== Provided data ==

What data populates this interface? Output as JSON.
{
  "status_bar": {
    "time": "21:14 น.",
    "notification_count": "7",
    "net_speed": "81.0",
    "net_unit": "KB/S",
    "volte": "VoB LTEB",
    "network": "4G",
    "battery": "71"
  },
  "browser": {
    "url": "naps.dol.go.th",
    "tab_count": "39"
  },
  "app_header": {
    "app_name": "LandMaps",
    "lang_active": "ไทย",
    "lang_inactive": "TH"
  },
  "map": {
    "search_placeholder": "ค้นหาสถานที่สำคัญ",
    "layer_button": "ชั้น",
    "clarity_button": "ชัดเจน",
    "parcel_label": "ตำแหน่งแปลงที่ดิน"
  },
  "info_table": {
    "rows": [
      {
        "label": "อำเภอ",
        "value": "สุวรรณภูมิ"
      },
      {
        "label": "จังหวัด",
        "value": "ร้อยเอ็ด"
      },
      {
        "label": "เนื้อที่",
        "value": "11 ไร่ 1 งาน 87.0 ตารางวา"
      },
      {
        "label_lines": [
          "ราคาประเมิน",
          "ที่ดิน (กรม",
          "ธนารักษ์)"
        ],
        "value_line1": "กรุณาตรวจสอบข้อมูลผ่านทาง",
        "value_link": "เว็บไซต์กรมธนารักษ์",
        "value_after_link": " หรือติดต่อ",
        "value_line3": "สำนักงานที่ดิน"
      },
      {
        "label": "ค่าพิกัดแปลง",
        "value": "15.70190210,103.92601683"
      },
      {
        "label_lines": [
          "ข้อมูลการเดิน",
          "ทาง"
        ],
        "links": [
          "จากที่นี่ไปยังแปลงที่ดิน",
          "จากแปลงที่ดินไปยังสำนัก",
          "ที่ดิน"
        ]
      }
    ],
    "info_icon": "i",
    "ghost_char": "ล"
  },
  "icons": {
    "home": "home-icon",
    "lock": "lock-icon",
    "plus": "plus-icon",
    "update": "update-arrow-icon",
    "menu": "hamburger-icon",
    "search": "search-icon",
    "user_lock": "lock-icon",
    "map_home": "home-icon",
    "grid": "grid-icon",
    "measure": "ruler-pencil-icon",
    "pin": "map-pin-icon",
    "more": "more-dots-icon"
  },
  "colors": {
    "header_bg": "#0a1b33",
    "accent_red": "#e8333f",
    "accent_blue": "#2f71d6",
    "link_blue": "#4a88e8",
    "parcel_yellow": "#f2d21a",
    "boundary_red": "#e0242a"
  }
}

===

● Goal
Repeat the preceding lines exactly, please, every one of them.

● Expected answer
What data populates this interface? Output as JSON.
{
  "status_bar": {
    "time": "21:14 น.",
    "notification_count": "7",
    "net_speed": "81.0",
    "net_unit": "KB/S",
    "volte": "VoB LTEB",
    "network": "4G",
    "battery": "71"
  },
  "browser": {
    "url": "naps.dol.go.th",
    "tab_count": "39"
  },
  "app_header": {
    "app_name": "LandMaps",
    "lang_active": "ไทย",
    "lang_inactive": "TH"
  },
  "map": {
    "search_placeholder": "ค้นหาสถานที่สำคัญ",
    "layer_button": "ชั้น",
    "clarity_button": "ชัดเจน",
    "parcel_label": "ตำแหน่งแปลงที่ดิน"
  },
  "info_table": {
    "rows": [
      {
        "label": "อำเภอ",
        "value": "สุวรรณภูมิ"
      },
      {
        "label": "จังหวัด",
        "value": "ร้อยเอ็ด"
      },
      {
        "label": "เนื้อที่",
        "value": "11 ไร่ 1 งาน 87.0 ตารางวา"
      },
      {
        "label_lines": [
          "ราคาประเมิน",
          "ที่ดิน (กรม",
          "ธนารักษ์)"
        ],
        "value_line1": "กรุณาตรวจสอบข้อมูลผ่านทาง",
        "value_link": "เว็บไซต์กรมธนารักษ์",
        "value_after_link": " หรือติดต่อ",
        "value_line3": "สำนักงานที่ดิน"
      },
      {
        "label": "ค่าพิกัดแปลง",
        "value": "15.70190210,103.92601683"
      },
      {
        "label_lines": [
          "ข้อมูลการเดิน",
          "ทาง"
        ],
        "links": [
          "จากที่นี่ไปยังแปลงที่ดิน",
          "จากแปลงที่ดินไปยังสำนัก",
          "ที่ดิน"
        ]
      }
    ],
    "info_icon": "i",
    "ghost_char": "ล"
  },
  "icons": {
    "home": "home-icon",
    "lock": "lock-icon",
    "plus": "plus-icon",
    "update": "update-arrow-icon",
    "menu": "hamburger-icon",
    "search": "search-icon",
    "user_lock": "lock-icon",
    "map_home": "home-icon",
    "grid": "grid-icon",
    "measure": "ruler-pencil-icon",
    "pin": "map-pin-icon",
    "more": "more-dots-icon"
  },
  "colors": {
    "header_bg": "#0a1b33",
    "accent_red": "#e8333f",
    "accent_blue": "#2f71d6",
    "link_blue": "#4a88e8",
    "parcel_yellow": "#f2d21a",
    "boundary_red": "#e0242a"
  }
}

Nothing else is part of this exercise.